## [Assigned task]
Return the data below exactly as given, except for the images.

## [Extracted records]

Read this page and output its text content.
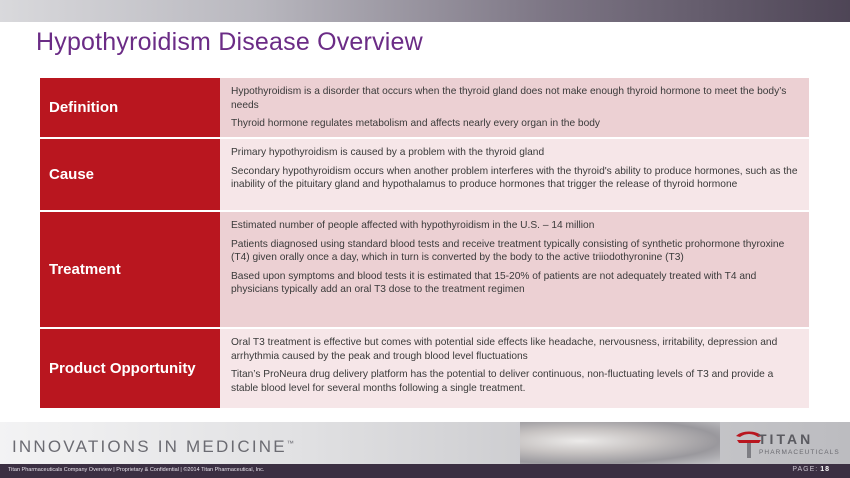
Hypothyroidism Disease Overview
Definition

Hypothyroidism is a disorder that occurs when the thyroid gland does not make enough thyroid hormone to meet the body’s needs

Thyroid hormone regulates metabolism and affects nearly every organ in the body

Cause

Primary hypothyroidism is caused by a problem with the thyroid gland

Secondary hypothyroidism occurs when another problem interferes with the thyroid's ability to produce hormones, such as the inability of the pituitary gland and hypothalamus to produce hormones that trigger the release of thyroid hormone

Treatment

Estimated number of people affected with hypothyroidism in the U.S. – 14 million

Patients diagnosed using standard blood tests and receive treatment typically consisting of synthetic prohormone thyroxine (T4) given orally once a day, which in turn is converted by the body to the active triiodothyronine (T3)

Based upon symptoms and blood tests it is estimated that 15-20% of patients are not adequately treated with T4 and physicians typically add an oral T3 dose to the treatment regimen

Product Opportunity

Oral T3 treatment is effective but comes with potential side effects like headache, nervousness, irritability, depression and arrhythmia caused by the peak and trough blood level fluctuations

Titan’s ProNeura drug delivery platform has the potential to deliver continuous, non-fluctuating levels of T3 and provide a stable blood level for several months following a single treatment.

INNOVATIONS IN MEDICINE™	TITAN
PHARMACEUTICALS
Titan Pharmaceuticals Company Overview | Proprietary & Confidential | ©2014 Titan Pharmaceutical, Inc.	PAGE: 18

## [Result of this task]
Read this page and output its text content.
Hypothyroidism Disease Overview
Definition

Hypothyroidism is a disorder that occurs when the thyroid gland does not make enough thyroid hormone to meet the body’s needs

Thyroid hormone regulates metabolism and affects nearly every organ in the body

Cause

Primary hypothyroidism is caused by a problem with the thyroid gland

Secondary hypothyroidism occurs when another problem interferes with the thyroid's ability to produce hormones, such as the inability of the pituitary gland and hypothalamus to produce hormones that trigger the release of thyroid hormone

Treatment

Estimated number of people affected with hypothyroidism in the U.S. – 14 million

Patients diagnosed using standard blood tests and receive treatment typically consisting of synthetic prohormone thyroxine (T4) given orally once a day, which in turn is converted by the body to the active triiodothyronine (T3)

Based upon symptoms and blood tests it is estimated that 15-20% of patients are not adequately treated with T4 and physicians typically add an oral T3 dose to the treatment regimen

Product Opportunity

Oral T3 treatment is effective but comes with potential side effects like headache, nervousness, irritability, depression and arrhythmia caused by the peak and trough blood level fluctuations

Titan’s ProNeura drug delivery platform has the potential to deliver continuous, non-fluctuating levels of T3 and provide a stable blood level for several months following a single treatment.

INNOVATIONS IN MEDICINE™	TITAN
PHARMACEUTICALS
Titan Pharmaceuticals Company Overview | Proprietary & Confidential | ©2014 Titan Pharmaceutical, Inc.	PAGE: 18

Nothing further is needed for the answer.